## Task requirements
(a) In the passage on Christie's possible next moves, how many endorsements from Democrats did he receive when he ran for reelection in 2013?
(b) Name every person mentioned in the passage on Christie's possible next moves.
(c) Pick up the passage on Christie's possible next moves after its final sentence and continue writing it.

## Extract provided
"""
However, that move hasn’t always been successful for other candidates. Mike Huckabee, the winner of the 2008 Iowa caucus, hosted Huckabee on Fox News from 2008 to 2015, but is barely registering poll numbers this race. Huckabee’s turn (not to mention the network’s failure to re-up Palin as a contributor in 2015) show that TV exposure doesn’t necessarily translate to public support. As a lover of the limelight, however, Christie might find himself exceptionally comfortable in front of the cameras. A Fox News host’s salary might also sweeten the deal for Christie, even if he can’t translate it to a future successful run at the presidency.
3. Try to become U.S. Attorney General. With President Obama at the end of his presidential tenure, U.S. Attorney General Loretta Lynch is also likely looking at the end of the road in Washington. The role of U.S. attorney General is one that Christie is adequately qualified for considering his time as the U.S. attorney for New Jersey.
The problem with Christie as a cabinet member, however, lies in his trademark combative nature. As the governor, he is the most powerful person in New Jersey. His time in the role has been characterized by a strong approach to both media and other elected officials that might not translate so well into having a direct superior to report back to. Christie’s propensity toward the explosive might make him a liability as an attorney general. However, Christie’s turn as NJ Attorney is the role responsible for his rise to governor so, perhaps, a return to law would bode well for his career trajectory. If he could turn an attorney stint into a run for the highest office in New Jersey, maybe he could mirror that with another presidential run from AG.
4. Become the nominee’s running mate. As of now, there seem to be no rumblings of Christie joining the eventual Republican nominee as their pick for Vice President. However, that possibility does have a precedent. In 2012, Christie was Mitt Romney’s first choice for the position that eventually went to Paul Ryan. This time, as big, far-right candidates dominate the Republican field Christie could actually provide a balance to a Republican ticket. Though he has lately gathered some criticism for “pandering” to the right on issues like guns, Christie was once seen as a moderate Republican. He was viewed so positively by Democrats in New Jersey that when he ran for reelection in 2013, he was able to score a whopping 60 endorsements from the opposite side of the aisle.
"""
## Data under study
"""
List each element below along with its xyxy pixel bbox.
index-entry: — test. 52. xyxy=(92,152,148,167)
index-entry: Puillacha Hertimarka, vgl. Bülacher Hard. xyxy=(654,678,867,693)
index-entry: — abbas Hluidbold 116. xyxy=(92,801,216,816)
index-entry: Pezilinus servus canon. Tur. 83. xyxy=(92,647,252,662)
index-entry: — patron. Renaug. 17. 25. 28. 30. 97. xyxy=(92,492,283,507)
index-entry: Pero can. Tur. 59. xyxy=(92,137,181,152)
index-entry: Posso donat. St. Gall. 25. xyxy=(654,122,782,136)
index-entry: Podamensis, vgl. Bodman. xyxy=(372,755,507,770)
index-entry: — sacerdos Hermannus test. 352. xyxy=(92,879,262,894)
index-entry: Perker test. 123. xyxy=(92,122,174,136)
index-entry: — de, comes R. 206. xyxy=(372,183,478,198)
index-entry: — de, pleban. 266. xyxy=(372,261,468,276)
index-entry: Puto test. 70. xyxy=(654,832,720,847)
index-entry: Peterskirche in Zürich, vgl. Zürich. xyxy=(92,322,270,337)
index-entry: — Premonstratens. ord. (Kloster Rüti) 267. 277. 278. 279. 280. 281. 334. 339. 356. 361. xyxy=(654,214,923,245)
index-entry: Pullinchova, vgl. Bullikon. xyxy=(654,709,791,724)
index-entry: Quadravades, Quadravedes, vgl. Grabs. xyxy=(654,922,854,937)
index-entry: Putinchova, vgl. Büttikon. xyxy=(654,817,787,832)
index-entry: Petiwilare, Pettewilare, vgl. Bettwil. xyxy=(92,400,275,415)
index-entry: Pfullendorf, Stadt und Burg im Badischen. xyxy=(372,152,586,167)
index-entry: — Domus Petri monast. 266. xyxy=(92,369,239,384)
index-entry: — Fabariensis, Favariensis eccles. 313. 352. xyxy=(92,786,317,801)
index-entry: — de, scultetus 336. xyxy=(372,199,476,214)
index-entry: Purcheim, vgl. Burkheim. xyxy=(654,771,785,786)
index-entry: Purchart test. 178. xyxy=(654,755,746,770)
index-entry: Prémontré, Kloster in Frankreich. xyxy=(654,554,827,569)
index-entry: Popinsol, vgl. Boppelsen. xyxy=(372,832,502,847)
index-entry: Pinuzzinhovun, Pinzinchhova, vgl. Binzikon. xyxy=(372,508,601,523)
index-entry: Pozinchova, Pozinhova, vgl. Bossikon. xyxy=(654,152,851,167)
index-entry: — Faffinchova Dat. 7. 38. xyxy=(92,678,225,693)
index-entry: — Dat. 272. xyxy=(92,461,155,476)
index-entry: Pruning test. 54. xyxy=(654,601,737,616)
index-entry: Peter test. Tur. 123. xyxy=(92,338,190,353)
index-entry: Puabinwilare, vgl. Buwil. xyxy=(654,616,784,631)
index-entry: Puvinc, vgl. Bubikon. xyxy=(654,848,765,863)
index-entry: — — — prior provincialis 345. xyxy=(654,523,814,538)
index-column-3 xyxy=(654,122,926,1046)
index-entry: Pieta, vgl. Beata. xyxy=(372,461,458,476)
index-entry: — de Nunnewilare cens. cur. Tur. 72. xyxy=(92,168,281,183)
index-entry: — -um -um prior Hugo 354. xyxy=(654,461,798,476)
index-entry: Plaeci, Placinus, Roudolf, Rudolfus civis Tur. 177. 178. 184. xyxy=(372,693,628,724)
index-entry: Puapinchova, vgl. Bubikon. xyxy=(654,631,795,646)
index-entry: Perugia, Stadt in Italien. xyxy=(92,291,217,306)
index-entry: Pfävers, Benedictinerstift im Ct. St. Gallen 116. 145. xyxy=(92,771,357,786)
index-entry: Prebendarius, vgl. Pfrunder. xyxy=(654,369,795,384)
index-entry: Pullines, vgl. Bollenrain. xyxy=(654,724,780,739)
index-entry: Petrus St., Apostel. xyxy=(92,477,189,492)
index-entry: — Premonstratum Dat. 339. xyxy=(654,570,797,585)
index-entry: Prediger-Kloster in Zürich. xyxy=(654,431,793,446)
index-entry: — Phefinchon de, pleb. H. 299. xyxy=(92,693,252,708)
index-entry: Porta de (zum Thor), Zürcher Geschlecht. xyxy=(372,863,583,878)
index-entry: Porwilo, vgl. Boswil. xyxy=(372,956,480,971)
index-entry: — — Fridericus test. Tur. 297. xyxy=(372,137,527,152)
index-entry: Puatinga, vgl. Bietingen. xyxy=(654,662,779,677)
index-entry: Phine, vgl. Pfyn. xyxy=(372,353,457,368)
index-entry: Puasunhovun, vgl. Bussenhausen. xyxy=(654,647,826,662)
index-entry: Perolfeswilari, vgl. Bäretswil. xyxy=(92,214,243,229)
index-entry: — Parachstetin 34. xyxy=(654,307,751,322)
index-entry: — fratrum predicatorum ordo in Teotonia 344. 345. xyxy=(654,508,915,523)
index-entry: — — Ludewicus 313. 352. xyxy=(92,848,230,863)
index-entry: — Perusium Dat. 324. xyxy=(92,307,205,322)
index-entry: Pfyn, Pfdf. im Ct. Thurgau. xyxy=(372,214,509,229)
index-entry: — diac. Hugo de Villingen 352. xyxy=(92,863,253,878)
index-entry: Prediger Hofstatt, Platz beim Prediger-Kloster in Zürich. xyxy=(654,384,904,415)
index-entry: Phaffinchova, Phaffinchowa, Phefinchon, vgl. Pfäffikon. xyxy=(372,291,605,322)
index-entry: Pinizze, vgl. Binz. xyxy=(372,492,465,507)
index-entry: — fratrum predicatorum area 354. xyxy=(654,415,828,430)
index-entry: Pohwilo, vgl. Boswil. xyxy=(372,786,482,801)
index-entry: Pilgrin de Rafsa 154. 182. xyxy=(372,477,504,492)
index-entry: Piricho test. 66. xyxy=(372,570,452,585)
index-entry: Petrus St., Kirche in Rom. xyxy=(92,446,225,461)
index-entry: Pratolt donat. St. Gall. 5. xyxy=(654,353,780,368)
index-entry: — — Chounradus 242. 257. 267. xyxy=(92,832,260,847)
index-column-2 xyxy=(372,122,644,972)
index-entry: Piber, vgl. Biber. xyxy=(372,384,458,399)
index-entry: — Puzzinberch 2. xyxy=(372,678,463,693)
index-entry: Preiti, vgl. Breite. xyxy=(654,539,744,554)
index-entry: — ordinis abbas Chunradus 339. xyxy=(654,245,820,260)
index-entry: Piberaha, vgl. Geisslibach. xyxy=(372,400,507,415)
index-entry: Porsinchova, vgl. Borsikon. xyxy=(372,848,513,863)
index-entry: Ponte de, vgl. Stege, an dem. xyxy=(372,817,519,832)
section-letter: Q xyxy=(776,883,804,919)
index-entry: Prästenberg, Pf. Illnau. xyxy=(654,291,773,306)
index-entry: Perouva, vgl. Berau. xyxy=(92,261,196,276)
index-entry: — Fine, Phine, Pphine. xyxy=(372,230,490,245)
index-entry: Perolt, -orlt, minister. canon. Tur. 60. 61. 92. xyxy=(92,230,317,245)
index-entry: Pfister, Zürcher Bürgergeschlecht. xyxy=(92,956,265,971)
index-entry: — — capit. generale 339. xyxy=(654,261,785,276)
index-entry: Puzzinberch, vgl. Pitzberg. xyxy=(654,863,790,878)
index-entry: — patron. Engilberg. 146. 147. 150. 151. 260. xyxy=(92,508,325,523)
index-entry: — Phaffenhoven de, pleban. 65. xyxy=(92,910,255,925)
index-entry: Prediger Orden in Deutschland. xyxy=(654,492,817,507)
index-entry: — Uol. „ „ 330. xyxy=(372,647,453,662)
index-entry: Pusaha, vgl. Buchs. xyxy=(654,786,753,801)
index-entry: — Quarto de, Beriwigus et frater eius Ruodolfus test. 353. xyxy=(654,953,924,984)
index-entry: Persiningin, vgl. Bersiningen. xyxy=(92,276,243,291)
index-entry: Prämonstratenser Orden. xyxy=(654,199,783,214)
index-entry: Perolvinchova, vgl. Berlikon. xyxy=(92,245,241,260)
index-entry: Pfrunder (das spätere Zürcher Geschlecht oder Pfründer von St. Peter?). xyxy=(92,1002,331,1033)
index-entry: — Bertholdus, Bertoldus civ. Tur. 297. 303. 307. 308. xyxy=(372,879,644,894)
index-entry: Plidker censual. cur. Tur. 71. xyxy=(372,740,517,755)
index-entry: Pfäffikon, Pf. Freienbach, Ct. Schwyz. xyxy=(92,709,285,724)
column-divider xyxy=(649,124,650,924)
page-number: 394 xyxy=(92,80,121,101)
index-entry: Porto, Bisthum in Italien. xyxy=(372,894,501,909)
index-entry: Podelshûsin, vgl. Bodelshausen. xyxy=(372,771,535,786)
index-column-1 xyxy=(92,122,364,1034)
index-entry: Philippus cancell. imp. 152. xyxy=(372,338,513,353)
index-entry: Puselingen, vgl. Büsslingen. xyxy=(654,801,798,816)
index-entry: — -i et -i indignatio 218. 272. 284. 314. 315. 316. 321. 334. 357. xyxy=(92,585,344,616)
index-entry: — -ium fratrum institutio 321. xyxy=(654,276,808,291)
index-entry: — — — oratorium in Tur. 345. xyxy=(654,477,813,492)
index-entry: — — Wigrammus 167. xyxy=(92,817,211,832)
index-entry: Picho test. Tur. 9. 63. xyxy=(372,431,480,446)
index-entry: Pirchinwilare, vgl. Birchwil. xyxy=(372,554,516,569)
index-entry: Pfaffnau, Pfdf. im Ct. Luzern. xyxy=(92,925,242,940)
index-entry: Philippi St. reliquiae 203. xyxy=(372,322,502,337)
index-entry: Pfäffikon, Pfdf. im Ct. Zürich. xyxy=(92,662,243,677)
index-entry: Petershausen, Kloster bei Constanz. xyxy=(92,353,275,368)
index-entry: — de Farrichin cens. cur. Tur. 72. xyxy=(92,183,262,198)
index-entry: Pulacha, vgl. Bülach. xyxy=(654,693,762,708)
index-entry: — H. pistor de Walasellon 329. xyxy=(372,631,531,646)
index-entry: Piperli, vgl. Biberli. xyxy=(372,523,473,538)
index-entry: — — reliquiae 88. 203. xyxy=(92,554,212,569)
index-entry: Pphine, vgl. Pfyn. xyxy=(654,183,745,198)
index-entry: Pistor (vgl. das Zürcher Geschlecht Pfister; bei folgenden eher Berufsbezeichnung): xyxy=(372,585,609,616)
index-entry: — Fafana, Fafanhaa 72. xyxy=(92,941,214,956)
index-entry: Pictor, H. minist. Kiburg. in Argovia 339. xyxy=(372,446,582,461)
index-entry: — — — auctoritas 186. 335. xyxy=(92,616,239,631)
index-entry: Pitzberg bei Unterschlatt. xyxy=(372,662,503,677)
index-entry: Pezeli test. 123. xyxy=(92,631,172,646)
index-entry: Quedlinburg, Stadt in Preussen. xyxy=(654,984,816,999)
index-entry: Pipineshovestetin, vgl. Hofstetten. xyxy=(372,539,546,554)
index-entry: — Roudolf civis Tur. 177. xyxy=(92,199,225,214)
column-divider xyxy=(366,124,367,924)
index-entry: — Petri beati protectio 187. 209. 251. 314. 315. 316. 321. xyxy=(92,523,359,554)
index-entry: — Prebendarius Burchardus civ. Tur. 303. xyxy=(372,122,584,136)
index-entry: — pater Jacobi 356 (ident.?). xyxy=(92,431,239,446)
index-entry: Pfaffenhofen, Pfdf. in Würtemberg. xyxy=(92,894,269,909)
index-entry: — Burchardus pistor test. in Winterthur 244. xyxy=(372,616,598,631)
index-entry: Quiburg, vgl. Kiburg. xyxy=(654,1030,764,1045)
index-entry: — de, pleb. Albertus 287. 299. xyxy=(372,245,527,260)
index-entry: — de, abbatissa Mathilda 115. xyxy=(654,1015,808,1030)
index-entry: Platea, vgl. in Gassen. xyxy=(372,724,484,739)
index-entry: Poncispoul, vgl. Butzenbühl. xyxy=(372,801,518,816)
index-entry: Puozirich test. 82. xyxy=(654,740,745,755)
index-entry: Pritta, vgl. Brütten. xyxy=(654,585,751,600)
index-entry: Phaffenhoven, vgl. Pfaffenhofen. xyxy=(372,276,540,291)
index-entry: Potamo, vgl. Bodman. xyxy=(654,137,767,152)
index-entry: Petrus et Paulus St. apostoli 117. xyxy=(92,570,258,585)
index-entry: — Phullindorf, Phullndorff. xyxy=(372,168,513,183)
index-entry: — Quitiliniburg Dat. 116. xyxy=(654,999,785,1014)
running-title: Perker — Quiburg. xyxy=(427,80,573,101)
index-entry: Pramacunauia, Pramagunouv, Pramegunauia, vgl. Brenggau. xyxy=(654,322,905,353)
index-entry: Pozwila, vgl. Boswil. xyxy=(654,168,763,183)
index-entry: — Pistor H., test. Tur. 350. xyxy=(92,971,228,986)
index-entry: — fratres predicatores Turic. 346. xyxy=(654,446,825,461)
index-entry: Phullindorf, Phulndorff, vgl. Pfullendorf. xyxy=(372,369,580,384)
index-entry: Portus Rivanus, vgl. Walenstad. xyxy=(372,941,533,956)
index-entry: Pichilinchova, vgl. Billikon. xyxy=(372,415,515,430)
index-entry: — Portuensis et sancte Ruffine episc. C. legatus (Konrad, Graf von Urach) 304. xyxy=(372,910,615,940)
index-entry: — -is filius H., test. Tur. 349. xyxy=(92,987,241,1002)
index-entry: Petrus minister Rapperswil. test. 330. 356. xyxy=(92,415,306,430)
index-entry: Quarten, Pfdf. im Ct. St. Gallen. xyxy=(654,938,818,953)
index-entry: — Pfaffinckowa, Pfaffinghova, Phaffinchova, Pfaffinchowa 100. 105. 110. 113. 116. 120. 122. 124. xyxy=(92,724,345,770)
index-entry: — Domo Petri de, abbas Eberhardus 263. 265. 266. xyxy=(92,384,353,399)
"""
## Per-task outputs
(a) 60 endorsements.

(b) Mike Huckabee, Palin, Christie, President Obama, Loretta Lynch, Mitt Romney, Paul Ryan

(c)
While Christie has distanced himself somewhat from that moderate path as he pursues the presidency, he might consider revisiting that past in order to achieve that running mate status. A moderate Republican would balance a ticket in the case of an ultra-conservative nominee. But, because both Christie and front-runner Trump are known for “bullying” and are both from the North East, it remains unknown if the two could successfully be paired. Christie has little chance of earning the VP nod with another establishment candidate.
5. Take a shot at another cabinet spot (besides AG). After his initial handling of Hurricane Sandy received widespread acclaim, it might have been possible for Christie to position himself as the Administrator of FEMA. His handling of this week’s winter storm, his frantic return to New Hampshire, his insult of North Wildwood Republican Mayor Patrick Rosenello and his subsequent apology for that insult have seemingly put an ax in the FEMA angle for Christie.
Christie could also take aim at becoming the U.S. Secretary of Homeland Security. His trajectory would be similar to former Secretary Janet Napolitano who filled the role from 2009 to 2013. Napolitano was a state Attorney General and a former Governor in her home state of Arizona.